Task objective:
Will you quote all of the entries, word for word?
───
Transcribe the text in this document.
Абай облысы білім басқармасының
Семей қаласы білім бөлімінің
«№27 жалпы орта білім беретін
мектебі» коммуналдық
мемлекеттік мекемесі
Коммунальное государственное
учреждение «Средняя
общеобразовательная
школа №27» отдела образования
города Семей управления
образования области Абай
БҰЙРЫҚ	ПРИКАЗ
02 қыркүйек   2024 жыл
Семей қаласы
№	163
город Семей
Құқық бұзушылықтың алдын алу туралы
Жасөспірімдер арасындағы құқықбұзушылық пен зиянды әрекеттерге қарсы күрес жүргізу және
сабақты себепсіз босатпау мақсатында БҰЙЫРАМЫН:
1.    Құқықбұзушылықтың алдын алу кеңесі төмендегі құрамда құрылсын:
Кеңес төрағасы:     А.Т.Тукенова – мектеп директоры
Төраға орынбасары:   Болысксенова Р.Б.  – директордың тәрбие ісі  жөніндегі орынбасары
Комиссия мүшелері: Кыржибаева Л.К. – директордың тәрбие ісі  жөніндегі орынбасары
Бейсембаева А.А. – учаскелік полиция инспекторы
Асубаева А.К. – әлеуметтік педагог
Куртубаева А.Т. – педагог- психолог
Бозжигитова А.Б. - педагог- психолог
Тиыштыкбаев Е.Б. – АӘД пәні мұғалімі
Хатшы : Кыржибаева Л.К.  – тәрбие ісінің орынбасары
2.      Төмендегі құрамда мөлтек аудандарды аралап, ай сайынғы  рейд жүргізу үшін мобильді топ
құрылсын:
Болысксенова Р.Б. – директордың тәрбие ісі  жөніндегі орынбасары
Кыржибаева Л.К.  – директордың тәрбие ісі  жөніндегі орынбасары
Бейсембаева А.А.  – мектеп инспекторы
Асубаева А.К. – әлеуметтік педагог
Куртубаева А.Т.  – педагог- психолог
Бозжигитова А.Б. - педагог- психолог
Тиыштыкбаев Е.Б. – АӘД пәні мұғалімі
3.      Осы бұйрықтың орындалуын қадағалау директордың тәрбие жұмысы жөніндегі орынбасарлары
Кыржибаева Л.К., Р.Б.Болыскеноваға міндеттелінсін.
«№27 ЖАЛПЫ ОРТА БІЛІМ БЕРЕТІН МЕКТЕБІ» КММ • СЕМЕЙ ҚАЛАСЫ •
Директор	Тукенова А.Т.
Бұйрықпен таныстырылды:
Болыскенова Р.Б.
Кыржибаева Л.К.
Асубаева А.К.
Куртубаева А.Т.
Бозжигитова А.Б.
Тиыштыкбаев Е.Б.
───
Answer:
Transcribe the text in this document.
Абай облысы білім басқармасының
Семей қаласы білім бөлімінің
«№27 жалпы орта білім беретін
мектебі» коммуналдық
мемлекеттік мекемесі
Коммунальное государственное
учреждение «Средняя
общеобразовательная
школа №27» отдела образования
города Семей управления
образования области Абай
БҰЙРЫҚ	ПРИКАЗ
02 қыркүйек   2024 жыл
Семей қаласы
№	163
город Семей
Құқық бұзушылықтың алдын алу туралы
Жасөспірімдер арасындағы құқықбұзушылық пен зиянды әрекеттерге қарсы күрес жүргізу және
сабақты себепсіз босатпау мақсатында БҰЙЫРАМЫН:
1.    Құқықбұзушылықтың алдын алу кеңесі төмендегі құрамда құрылсын:
Кеңес төрағасы:     А.Т.Тукенова – мектеп директоры
Төраға орынбасары:   Болысксенова Р.Б.  – директордың тәрбие ісі  жөніндегі орынбасары
Комиссия мүшелері: Кыржибаева Л.К. – директордың тәрбие ісі  жөніндегі орынбасары
Бейсембаева А.А. – учаскелік полиция инспекторы
Асубаева А.К. – әлеуметтік педагог
Куртубаева А.Т. – педагог- психолог
Бозжигитова А.Б. - педагог- психолог
Тиыштыкбаев Е.Б. – АӘД пәні мұғалімі
Хатшы : Кыржибаева Л.К.  – тәрбие ісінің орынбасары
2.      Төмендегі құрамда мөлтек аудандарды аралап, ай сайынғы  рейд жүргізу үшін мобильді топ
құрылсын:
Болысксенова Р.Б. – директордың тәрбие ісі  жөніндегі орынбасары
Кыржибаева Л.К.  – директордың тәрбие ісі  жөніндегі орынбасары
Бейсембаева А.А.  – мектеп инспекторы
Асубаева А.К. – әлеуметтік педагог
Куртубаева А.Т.  – педагог- психолог
Бозжигитова А.Б. - педагог- психолог
Тиыштыкбаев Е.Б. – АӘД пәні мұғалімі
3.      Осы бұйрықтың орындалуын қадағалау директордың тәрбие жұмысы жөніндегі орынбасарлары
Кыржибаева Л.К., Р.Б.Болыскеноваға міндеттелінсін.
«№27 ЖАЛПЫ ОРТА БІЛІМ БЕРЕТІН МЕКТЕБІ» КММ • СЕМЕЙ ҚАЛАСЫ •
Директор	Тукенова А.Т.
Бұйрықпен таныстырылды:
Болыскенова Р.Б.
Кыржибаева Л.К.
Асубаева А.К.
Куртубаева А.Т.
Бозжигитова А.Б.
Тиыштыкбаев Е.Б.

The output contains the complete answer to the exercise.